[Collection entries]
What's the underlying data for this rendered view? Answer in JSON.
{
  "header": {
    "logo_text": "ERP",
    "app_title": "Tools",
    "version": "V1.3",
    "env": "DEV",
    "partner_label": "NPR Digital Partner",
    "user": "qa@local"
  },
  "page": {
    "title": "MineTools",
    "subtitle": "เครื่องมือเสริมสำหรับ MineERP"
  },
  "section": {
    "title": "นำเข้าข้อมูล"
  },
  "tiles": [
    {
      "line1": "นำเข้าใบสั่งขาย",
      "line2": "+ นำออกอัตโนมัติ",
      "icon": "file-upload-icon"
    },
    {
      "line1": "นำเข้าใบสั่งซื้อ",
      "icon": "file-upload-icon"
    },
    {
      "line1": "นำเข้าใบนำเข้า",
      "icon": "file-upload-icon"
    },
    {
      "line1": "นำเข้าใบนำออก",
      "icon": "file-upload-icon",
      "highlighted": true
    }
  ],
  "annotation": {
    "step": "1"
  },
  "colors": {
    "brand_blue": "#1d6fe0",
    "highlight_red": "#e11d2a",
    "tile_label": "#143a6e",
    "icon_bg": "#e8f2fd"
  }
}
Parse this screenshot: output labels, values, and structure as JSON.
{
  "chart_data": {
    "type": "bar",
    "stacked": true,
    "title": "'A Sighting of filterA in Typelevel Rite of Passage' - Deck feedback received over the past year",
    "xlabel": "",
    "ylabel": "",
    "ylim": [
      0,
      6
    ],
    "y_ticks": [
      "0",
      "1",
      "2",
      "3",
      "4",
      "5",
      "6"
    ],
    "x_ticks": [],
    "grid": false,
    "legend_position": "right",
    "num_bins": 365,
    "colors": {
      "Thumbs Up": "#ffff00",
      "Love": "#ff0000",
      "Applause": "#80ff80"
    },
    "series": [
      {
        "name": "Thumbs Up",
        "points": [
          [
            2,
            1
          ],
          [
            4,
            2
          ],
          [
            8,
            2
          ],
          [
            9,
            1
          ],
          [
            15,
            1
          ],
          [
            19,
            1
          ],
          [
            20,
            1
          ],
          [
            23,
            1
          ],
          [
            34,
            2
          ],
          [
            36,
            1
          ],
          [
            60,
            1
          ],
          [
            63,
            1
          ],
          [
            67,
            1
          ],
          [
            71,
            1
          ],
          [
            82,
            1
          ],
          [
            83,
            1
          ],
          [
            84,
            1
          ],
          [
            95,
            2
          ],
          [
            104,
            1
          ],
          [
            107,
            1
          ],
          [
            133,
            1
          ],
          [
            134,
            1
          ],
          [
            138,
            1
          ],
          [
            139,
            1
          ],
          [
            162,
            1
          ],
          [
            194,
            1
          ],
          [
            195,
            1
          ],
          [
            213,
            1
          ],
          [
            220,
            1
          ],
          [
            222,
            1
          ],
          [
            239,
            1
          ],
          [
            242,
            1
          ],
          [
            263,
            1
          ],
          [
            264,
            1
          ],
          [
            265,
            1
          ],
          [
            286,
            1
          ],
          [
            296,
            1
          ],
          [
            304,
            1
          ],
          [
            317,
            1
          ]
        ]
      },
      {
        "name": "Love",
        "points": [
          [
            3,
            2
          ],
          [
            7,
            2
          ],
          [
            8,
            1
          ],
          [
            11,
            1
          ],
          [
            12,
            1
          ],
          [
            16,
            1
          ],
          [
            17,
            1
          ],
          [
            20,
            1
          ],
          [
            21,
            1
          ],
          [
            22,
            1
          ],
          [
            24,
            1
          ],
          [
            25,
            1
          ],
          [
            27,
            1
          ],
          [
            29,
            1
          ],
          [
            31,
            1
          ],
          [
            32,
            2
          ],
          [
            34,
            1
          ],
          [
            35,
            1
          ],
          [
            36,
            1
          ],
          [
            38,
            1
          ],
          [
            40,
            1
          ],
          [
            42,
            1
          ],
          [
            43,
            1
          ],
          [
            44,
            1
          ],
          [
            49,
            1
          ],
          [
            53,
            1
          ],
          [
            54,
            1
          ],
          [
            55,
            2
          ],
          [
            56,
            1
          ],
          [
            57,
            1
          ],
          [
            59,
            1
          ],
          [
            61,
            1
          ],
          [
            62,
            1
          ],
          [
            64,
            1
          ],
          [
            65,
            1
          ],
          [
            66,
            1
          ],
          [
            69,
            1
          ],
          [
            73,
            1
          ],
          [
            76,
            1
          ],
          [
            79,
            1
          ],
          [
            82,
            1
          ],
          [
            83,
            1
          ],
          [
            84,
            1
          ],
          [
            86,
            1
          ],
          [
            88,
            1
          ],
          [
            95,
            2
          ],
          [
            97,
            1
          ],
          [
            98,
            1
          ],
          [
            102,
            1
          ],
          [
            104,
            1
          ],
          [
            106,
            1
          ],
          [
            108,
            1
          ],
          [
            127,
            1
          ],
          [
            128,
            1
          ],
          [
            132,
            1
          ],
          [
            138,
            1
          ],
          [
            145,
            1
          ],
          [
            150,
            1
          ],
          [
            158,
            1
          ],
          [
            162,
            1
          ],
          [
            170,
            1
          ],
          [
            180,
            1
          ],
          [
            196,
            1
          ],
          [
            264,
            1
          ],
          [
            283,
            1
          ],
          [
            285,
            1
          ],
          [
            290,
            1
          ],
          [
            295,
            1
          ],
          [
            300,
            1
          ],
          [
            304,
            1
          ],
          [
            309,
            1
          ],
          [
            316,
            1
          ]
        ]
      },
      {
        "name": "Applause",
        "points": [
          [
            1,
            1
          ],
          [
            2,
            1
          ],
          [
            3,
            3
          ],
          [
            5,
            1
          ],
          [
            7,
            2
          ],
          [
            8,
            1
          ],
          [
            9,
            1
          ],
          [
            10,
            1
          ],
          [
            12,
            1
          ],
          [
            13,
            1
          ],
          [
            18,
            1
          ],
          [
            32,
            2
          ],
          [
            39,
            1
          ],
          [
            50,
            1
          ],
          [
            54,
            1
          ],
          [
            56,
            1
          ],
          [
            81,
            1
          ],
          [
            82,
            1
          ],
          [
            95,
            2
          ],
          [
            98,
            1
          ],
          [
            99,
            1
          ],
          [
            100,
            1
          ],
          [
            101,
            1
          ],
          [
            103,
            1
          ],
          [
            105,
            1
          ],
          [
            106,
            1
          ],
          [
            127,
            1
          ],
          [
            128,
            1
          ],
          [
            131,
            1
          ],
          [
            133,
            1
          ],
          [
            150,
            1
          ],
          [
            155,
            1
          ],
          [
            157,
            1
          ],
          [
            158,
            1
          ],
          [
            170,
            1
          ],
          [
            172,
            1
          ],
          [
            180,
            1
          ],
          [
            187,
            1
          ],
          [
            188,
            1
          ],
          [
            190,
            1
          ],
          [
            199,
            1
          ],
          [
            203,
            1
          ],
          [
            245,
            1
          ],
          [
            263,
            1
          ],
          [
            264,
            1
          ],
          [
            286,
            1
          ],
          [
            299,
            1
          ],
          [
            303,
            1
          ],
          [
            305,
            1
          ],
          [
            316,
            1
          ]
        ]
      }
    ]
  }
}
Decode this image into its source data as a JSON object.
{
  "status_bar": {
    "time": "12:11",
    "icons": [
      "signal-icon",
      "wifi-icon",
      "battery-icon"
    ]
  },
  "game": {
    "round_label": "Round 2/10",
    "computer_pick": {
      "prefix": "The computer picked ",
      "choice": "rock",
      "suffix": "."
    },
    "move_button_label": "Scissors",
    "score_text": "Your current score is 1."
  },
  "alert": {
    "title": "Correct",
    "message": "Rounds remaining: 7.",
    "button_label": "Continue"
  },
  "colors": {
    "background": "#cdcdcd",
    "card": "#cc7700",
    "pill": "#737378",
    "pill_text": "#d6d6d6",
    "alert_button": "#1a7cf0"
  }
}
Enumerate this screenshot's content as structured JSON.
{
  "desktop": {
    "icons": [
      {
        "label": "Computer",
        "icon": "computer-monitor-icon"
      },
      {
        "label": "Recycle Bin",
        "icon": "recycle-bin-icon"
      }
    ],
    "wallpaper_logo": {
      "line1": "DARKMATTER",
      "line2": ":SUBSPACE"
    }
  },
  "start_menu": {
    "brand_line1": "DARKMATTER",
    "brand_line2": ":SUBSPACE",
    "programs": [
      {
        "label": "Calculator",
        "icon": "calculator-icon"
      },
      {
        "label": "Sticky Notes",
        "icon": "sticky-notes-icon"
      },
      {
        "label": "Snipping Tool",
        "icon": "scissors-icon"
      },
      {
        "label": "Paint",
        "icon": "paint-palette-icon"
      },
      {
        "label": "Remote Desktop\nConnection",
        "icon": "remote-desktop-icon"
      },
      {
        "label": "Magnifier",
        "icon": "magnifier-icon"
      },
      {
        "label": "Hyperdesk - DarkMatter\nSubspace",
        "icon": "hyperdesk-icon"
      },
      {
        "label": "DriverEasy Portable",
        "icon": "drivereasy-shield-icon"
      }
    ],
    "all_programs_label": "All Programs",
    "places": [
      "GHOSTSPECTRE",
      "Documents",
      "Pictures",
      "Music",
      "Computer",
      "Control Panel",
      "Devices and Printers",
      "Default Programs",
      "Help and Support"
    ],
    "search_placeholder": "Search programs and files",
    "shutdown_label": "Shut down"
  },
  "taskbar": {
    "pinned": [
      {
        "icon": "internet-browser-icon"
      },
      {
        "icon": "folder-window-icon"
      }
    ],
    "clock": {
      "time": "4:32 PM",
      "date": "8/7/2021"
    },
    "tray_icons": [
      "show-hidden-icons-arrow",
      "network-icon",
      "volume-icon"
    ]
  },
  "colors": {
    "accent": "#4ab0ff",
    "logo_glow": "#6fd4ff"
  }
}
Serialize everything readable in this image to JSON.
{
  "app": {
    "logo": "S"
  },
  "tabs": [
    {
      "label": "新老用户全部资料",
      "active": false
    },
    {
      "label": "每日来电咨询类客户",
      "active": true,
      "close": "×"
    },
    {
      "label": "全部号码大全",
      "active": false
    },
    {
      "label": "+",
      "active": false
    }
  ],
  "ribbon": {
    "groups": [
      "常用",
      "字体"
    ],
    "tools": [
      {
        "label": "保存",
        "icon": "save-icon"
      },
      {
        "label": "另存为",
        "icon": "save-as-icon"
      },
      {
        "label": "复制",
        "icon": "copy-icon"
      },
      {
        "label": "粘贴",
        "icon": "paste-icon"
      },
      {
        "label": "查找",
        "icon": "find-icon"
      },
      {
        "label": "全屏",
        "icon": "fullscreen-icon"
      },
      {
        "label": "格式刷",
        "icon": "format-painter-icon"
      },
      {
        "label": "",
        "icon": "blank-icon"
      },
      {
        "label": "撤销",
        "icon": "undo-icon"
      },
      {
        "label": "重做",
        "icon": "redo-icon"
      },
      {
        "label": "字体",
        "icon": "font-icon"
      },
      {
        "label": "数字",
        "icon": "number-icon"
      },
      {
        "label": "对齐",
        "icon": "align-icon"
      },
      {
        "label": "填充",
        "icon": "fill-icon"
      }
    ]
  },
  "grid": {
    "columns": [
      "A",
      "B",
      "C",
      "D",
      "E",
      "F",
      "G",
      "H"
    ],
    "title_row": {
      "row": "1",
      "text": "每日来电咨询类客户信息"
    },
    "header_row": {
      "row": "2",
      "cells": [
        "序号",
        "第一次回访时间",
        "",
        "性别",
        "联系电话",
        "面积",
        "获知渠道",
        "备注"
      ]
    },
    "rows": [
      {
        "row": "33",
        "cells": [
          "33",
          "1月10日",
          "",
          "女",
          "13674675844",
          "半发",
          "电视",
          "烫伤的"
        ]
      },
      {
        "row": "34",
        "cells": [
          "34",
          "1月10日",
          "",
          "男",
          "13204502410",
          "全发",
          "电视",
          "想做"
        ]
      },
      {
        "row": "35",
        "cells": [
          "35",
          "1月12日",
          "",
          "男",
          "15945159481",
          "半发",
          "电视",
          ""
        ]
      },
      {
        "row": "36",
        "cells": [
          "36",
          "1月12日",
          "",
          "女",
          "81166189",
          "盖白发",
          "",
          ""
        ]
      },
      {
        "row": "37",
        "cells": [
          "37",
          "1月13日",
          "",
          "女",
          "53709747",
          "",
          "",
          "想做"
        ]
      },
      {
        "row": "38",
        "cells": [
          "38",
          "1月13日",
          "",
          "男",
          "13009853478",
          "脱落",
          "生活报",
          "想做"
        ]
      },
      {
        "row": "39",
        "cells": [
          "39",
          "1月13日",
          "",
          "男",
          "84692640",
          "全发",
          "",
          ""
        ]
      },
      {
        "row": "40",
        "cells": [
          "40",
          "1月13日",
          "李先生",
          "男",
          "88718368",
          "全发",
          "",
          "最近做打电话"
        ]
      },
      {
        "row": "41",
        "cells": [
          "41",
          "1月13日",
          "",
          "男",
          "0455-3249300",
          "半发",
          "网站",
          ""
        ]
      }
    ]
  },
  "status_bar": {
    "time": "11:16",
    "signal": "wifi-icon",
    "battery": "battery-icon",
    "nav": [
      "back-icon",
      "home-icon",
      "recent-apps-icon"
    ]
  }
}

• _STATED PROBLEM_: Show each line holding the word "screenshot".

• _PROBLEM SOLUTION_:
Parse this screenshot: output labels, values, and structure as JSON.
Enumerate this screenshot's content as structured JSON.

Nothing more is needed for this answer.